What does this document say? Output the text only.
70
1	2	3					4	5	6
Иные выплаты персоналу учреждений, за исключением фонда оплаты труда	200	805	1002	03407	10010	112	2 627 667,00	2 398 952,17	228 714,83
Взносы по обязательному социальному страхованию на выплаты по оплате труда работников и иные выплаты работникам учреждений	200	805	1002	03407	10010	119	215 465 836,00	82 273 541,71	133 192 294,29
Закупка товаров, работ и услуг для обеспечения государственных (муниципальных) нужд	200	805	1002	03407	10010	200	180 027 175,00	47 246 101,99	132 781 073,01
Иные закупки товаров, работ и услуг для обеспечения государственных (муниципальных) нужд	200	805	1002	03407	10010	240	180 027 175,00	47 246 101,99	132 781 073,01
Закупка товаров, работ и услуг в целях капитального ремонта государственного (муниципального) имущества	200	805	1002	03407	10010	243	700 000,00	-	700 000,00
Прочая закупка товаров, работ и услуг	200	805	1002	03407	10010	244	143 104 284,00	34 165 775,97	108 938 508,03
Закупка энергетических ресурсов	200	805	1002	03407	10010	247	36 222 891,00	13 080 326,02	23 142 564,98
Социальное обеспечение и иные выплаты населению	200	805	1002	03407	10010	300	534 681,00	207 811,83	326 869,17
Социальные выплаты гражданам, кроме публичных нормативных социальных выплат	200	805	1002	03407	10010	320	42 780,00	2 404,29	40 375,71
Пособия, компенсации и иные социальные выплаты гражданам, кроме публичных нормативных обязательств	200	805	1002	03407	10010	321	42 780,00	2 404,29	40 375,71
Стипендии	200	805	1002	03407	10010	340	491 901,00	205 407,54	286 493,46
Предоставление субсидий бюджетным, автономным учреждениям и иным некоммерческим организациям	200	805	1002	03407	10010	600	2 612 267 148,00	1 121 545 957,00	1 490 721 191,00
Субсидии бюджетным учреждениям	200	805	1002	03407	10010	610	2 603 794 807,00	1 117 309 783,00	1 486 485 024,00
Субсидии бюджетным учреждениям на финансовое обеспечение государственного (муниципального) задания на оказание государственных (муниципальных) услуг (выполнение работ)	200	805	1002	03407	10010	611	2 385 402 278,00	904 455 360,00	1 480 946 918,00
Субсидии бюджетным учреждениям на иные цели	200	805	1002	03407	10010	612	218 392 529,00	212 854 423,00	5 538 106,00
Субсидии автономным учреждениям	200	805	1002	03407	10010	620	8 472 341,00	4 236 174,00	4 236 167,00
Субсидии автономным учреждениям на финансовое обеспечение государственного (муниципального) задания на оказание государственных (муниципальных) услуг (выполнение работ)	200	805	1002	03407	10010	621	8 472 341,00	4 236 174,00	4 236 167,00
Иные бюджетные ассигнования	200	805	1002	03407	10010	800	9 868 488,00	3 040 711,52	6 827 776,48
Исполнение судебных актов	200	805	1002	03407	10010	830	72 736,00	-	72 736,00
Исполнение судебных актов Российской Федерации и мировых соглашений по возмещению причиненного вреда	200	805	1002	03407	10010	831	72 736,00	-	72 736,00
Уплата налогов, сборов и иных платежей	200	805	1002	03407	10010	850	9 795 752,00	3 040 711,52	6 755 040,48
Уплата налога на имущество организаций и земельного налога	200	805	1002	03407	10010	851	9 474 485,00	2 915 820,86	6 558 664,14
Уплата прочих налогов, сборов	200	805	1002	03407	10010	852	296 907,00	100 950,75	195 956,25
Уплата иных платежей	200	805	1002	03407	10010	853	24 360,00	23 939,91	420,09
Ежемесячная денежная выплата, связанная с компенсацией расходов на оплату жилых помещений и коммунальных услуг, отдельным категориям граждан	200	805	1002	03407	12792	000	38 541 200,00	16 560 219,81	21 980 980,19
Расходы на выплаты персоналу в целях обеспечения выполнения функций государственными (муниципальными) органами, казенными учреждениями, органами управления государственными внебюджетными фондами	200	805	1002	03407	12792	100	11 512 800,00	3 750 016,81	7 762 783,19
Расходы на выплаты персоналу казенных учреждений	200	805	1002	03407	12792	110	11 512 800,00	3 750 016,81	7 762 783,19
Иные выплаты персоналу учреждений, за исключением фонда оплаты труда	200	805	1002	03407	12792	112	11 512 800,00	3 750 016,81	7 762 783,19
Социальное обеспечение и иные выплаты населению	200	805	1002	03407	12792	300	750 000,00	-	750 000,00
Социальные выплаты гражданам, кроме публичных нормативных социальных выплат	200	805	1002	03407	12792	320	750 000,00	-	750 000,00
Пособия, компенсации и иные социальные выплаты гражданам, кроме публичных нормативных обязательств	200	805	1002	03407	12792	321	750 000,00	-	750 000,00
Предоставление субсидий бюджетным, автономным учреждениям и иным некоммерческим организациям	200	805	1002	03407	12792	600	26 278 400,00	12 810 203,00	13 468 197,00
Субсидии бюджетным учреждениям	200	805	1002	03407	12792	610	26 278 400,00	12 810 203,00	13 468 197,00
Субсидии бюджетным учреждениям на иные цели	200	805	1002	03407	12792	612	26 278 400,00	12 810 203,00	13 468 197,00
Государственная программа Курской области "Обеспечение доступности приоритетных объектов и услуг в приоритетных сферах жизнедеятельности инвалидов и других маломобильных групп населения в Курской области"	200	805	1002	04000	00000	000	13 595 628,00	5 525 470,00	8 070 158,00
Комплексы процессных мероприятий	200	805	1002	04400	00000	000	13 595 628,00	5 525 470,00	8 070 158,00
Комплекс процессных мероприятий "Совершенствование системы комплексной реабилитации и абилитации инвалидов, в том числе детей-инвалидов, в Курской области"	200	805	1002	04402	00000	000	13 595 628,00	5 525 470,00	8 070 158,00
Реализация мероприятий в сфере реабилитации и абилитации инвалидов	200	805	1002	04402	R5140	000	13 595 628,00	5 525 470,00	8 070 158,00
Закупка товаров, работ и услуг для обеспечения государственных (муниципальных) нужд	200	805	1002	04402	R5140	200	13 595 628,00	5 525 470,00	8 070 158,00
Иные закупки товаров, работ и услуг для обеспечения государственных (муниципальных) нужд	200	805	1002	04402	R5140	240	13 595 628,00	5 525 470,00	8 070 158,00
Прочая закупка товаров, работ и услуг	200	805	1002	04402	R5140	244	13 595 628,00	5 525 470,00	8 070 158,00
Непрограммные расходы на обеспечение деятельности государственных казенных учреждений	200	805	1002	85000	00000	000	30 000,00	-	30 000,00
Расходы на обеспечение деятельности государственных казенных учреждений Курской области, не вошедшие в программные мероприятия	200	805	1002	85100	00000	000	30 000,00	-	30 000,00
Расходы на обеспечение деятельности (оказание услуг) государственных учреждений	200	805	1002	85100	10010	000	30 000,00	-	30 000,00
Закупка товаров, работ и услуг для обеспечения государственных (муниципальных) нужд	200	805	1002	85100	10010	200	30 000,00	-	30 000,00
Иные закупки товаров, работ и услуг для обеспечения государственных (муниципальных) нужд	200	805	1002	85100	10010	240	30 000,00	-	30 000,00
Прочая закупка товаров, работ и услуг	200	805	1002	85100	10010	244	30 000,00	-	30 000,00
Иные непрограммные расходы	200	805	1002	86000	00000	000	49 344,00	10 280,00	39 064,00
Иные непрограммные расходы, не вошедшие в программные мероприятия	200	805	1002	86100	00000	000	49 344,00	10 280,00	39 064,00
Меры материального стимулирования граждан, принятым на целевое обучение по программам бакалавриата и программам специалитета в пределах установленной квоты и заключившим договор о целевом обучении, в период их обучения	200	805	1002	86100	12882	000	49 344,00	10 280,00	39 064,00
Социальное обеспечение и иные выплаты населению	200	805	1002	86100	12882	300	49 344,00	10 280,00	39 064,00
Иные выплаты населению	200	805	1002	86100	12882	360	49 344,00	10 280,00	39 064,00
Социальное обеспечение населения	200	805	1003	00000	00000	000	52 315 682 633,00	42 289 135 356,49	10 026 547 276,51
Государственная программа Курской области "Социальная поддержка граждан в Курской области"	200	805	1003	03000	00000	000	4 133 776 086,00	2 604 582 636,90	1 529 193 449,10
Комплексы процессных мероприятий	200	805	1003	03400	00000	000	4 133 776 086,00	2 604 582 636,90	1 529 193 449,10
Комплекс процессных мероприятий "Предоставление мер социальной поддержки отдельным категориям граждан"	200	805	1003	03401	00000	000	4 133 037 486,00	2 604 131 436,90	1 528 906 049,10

○ ○ ○ ○ ○

» Given problem
Look for lines containing the string "компенсации" and copy them all.

» Answer below
Пособия, компенсации и иные социальные выплаты гражданам, кроме публичных нормативных обязательств	200	805	1002	03407	10010	321	42 780,00	2 404,29	40 375,71
Пособия, компенсации и иные социальные выплаты гражданам, кроме публичных нормативных обязательств	200	805	1002	03407	12792	321	750 000,00	-	750 000,00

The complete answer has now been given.